Simply put, in determining the right number of clusters for your use case, you face a trade-off between (cost-)efficiency and stability of your system. Therefore, it is clear that your goal should not be to end up with just a single cluster and try to run everything there. To efficiently save Kubernetes cost, you should rather use the lowest reasonably possible number of clusters that still ensures the stability of your system. And this “right” number heavily depends on the size of your system, the number of users, and the nature of your software.

However, there are some approaches that can help you to drive down the number of required clusters and so will save you cost:

Reducing the number of clusters is just one of several methods to save costs. In my guide to reducing Kubernetes cost, I also explain some other approaches that make your Kubernetes system more cost-efficient.

How to Safely Reduce The Number of Required Clusters

Make Differentiated Decisions

Since there is no one-size-fits-all answer to the questions of how many clusters you should run, you need to make an individual decision for your use case. However, it is not enough to make this decision once, but you should rather repeat it for every part of your application and for every group of users.

This means that you should not just adopt a dogmatic policy of “every engineer and every application get an own cluster” or “we are doing everything in one cluster”. You really need to evaluate if it makes sense in the situation at hand.

For example, there may be some applications, especially very critical applications running in production, that should get their own cluster so that these applications cannot be impacted by others. Other applications may share a cluster either because they are less important or are only used for developing and testing, which makes them less critical. However, also critical applications may run on a shared cluster, e.g. if they heavily depend on each other and would not work anyway if one of them failed.

You also need to make the cluster decision for your engineers: Usually, not every engineer needs an own cluster but namespaces are often enough, so you might provide them with self-service namespaces that run on just one cluster. Still, some engineers may have special requirements and need to work directly on the Kubernetes configuration. Since this is not possible with simple namespaces, these engineers should get individual clusters or alternatively virtual clusters, which I will describe next.

If you want to learn more about the decision about clusters for development purposes, take a look at this comparison of individual clusters and shared clusters for development.

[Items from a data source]

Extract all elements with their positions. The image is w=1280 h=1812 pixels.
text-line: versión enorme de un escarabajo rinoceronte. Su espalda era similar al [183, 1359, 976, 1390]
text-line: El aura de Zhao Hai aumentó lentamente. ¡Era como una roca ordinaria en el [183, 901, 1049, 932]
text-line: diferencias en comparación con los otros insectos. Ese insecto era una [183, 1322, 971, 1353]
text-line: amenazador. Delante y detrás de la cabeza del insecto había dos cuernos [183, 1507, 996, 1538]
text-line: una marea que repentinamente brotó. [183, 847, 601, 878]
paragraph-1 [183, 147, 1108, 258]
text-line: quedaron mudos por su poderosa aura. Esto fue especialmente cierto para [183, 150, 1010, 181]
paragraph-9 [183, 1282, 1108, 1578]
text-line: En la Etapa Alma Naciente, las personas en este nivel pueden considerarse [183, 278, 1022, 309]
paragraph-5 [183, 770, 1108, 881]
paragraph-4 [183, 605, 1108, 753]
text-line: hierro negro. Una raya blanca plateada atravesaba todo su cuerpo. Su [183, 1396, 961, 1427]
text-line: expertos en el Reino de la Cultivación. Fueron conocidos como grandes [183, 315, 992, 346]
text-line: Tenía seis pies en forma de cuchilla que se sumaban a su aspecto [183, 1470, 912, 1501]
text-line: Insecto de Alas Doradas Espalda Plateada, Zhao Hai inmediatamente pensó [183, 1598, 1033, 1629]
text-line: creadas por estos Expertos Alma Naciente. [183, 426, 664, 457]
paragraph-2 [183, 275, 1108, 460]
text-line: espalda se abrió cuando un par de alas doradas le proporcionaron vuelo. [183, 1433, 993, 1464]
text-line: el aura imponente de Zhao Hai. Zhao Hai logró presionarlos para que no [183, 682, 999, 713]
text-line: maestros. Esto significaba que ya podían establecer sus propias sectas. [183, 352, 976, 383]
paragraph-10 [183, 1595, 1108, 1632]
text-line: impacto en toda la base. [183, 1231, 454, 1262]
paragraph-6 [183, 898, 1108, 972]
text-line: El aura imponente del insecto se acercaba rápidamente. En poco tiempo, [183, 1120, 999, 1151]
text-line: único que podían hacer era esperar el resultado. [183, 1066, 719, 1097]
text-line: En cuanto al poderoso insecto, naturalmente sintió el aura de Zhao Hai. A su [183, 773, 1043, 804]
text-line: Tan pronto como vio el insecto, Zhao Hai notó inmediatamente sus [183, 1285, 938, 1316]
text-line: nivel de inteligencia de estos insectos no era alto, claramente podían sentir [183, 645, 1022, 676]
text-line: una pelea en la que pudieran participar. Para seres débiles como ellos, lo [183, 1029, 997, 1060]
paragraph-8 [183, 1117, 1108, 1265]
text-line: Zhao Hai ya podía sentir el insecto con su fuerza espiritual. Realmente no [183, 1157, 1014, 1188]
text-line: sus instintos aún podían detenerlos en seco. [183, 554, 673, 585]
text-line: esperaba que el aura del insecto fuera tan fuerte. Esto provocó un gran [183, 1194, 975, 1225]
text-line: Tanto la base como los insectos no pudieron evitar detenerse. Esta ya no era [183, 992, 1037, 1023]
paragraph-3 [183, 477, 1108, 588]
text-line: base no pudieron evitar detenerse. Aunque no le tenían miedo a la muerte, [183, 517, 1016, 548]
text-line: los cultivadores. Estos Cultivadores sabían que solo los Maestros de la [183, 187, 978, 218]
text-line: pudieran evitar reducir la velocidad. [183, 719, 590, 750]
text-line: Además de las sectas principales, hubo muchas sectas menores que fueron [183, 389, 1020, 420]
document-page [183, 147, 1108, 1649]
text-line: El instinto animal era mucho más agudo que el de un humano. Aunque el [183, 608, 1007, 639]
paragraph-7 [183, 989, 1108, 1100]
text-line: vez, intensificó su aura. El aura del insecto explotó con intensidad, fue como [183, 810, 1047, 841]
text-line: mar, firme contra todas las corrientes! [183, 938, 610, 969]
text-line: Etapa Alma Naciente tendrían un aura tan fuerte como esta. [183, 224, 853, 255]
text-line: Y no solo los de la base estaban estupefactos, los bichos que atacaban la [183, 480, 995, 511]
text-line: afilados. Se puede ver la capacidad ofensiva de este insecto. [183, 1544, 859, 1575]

● **PARTS OF THE EXERCISE**:
a – According to the text on Kubernetes clusters, what should engineers who need to work directly on the Kubernetes configuration get?
b – Continue the text on Kubernetes clusters from where it stops.

● **ANSWERS FOR THE EXERCISE**:
a – Individual clusters or, alternatively, virtual clusters.

b –
Use Virtual Clusters

Another way to decrease the number of clusters is to use virtual clusters (vClusters). Virtual clusters are very similar to “real” clusters but are virtualized and several virtual clusters can thus run on one physical cluster. Virtual clusters have some advantages that allow you to replace physical clusters with vClusters:

Virtual clusters compared with namespaces and traditional clusters

Virtual clusters solve the multi-tenancy issue as they provide better isolation of tenants than namespaces, which is why it is easier to implement hard multi-tenancy with vClusters. Additionally, the tenants can configure their vCluster freely and independently from others, so that vClusters are very good development environments even for engineers that need to configure Kubernetes or use a specific version of it. Finally, you can use vClusters for cluster sharding, so it is, for example, possible to handle more requests and thus push the feasible technical limits of Kubernetes.

Since virtual clusters are still running on a single physical cluster, this physical cluster remains a single point of failure. However, as the configurations and additional installations can be done on the vCluster level, the underlying cluster can be rather simple with only basic components, which makes this cluster less error-prone and thus more stable.

Implement Effective Multi-Tenancy

One of the reasons why some companies prefer to use many clusters is that they are not sure how to implement multi-tenancy and how much effort this is. If more organizations get best practices for Kubernetes multi-tenancy right, they could reduce the number of clusters, especially for non-production use cases.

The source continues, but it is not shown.